**EXCERPT TO READ**
————

Whether it was the possibilities as well as the frailties of thread, the reality of being Jewish in Nazi Germany, or the exigencies of a life where one could hardly afford string after having owned diamonds, this was how Anni lived: by responding to the givens and making the most of them. Once she was officially in the weaving workshop, she took filaments of jute, cotton, silk, gold leaf, and cellophane in previously unexplored directions and extracted a haunting beauty from them.

At first she made only swatches. The largest piece was a pillowcase. But she quickly discovered that the selection of thread and its manipulation to produce materials that served their future functions and added aesthetic pleasure to life both thrilled her and afforded her an inner harmony.

ANNI WAS SO EAGER to make the point that what is unexpected and undesirable can be beneficial that later in life she took to saying, “This Hitler business worked out rather well for us.”9 My wife eventually convinced her that the statement might offend others who had suffered more directly, but until then Anni saw it only as indicating a harmless willingness to accept the unavoidable. This was the spirit with which, in 1941, after she and everyone else in her family had been forced to sell all of their expensive jewelry or use it for bribes, Anni used paper clips, sink strainers, bobby pins, and other staples of stationery and hardware stores to make and exhibit necklaces of astonishing originality and panache.

The only circumstances she ever seemed to find really difficult were when financial wealth and artistic status came her and Josef’s way. Anni never could spend money comfortably, and prosperity troubled her. She continued to buy day-old bread and pastries at a bakery thrift shop (she considered both “Pepperidge” and “Entenmann’s” modern marvels, examples of the Bauhaus ideal of mass production yielding uniformly impressive results), even after Lee Eastman told her, “Anni, you can eat caviar every day.” She always acted as if Josef had never really had the success he merited, as if his solo show at the Met and the television documentaries and high prices his works garnered were an aberration, since there was no possibility that genius might be recognized in its own time. Suffering and limitation spurred you on; confidence, ease, or, worse yet, self-congratulation guaranteed disaster.

GIVEN HER NEVER-DISCUSSED and possibly undiagnosed medical disorder, Anni had no need to invent difficulties. But the main issue for both her and Josef was not so much what life presented them with as what they did with it. For Josef’s sisters and most of the people with whom he grew up, working-class life in Bottrop was perfectly fine, suitable for the rest of their lives. For Anni’s sister Lotte, only a year and a half younger, the plenitude of their childhood was a wonderful thing; the family was not merely rich, but they were immensely intelligent, and the idea of remaining in the milieu in which she had been raised was a happy one. Lotte married a Jewish judge, quite a bit older than herself, and although the realities imposed by the Third Reich brought the easy existence of both families to an abrupt halt (although without a single death), Lotte thought what they had was marvelous even as Anni despaired of it all.

The only luxury of her childhood about which I ever heard Anni enthuse was a gold cigarette holder one of her Ullstein uncles had received as a Christmas present. She liked that object because it ultimately saved her uncle’s life when he used it to bribe a border guard.

The Bauhaus offered her a chance to grapple with reality, to replace fluff with toughness. The need to live simply and fight for a position invigorated her. How often she would say to me, “At least once in life, it’s good to start at zero.” When she had to do so for a second time, after the Bauhaus was closed, she mainly looked forward, without lament.

————

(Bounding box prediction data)
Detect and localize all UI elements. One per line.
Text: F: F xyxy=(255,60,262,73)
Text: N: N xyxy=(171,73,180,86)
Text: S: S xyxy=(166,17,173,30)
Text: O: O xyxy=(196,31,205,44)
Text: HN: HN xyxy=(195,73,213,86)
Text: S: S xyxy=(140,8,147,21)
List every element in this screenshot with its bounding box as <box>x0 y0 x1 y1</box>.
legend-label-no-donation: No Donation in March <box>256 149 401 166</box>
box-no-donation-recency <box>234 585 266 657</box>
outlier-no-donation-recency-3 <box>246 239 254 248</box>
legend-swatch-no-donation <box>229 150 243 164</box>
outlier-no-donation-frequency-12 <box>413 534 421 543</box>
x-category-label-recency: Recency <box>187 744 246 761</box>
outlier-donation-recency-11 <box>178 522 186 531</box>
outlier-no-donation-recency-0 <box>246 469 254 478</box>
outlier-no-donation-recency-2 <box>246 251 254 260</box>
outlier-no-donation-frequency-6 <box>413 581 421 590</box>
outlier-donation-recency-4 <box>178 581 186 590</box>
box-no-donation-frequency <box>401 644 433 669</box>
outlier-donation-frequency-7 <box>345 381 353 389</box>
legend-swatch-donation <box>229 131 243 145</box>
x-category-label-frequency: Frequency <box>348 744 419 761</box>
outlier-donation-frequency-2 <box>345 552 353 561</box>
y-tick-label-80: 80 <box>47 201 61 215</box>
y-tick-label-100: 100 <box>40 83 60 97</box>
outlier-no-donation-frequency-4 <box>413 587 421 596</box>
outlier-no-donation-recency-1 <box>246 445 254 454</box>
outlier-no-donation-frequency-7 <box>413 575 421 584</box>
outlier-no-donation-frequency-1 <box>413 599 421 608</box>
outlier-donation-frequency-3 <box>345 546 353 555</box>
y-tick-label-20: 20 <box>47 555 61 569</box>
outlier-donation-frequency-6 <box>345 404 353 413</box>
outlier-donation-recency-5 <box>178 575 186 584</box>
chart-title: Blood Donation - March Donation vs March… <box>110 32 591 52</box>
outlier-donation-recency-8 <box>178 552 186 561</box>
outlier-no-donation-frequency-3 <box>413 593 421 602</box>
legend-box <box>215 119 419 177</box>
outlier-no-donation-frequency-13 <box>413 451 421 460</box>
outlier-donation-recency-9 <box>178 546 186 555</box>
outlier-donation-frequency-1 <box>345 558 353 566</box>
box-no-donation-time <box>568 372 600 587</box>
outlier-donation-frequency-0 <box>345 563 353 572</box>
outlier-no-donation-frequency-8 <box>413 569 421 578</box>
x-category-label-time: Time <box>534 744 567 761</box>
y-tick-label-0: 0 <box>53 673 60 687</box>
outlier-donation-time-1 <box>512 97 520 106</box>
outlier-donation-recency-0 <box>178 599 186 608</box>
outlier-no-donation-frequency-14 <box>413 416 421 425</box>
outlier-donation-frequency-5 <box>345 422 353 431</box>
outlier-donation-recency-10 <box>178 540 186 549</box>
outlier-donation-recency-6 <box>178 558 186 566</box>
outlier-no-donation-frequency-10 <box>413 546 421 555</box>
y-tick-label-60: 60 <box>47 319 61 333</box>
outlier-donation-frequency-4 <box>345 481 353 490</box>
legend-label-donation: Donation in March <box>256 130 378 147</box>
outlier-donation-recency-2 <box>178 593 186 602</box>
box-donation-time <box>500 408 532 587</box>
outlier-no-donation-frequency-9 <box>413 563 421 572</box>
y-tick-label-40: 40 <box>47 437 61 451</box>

————

**COMPLETE THE FOLLOWING**
**A)** Answer these questions using the excerpt about Anni:
(i) In 1941, what items did Anni use to make and exhibit necklaces?
(ii) Where did Anni continue to buy day-old bread and pastries?
(iii) How did the gold cigarette holder save her uncle's life?
**B)** Copy the excerpt about Anni word for word, between "Whether it was" and "beauty from them.", inclusive.
These records were drawn from a separate source.

**ACTIVITY ANSWERS**
**A)**
(i) She used paper clips, sink strainers, bobby pins, and other staples of stationery and hardware stores.
(ii) She bought them at a bakery thrift shop.
(iii) Her uncle used it to bribe a border guard.

**B)**
Whether it was the possibilities as well as the frailties of thread, the reality of being Jewish in Nazi Germany, or the exigencies of a life where one could hardly afford string after having owned diamonds, this was how Anni lived: by responding to the givens and making the most of them. Once she was officially in the weaving workshop, she took filaments of jute, cotton, silk, gold leaf, and cellophane in previously unexplored directions and extracted a haunting beauty from them.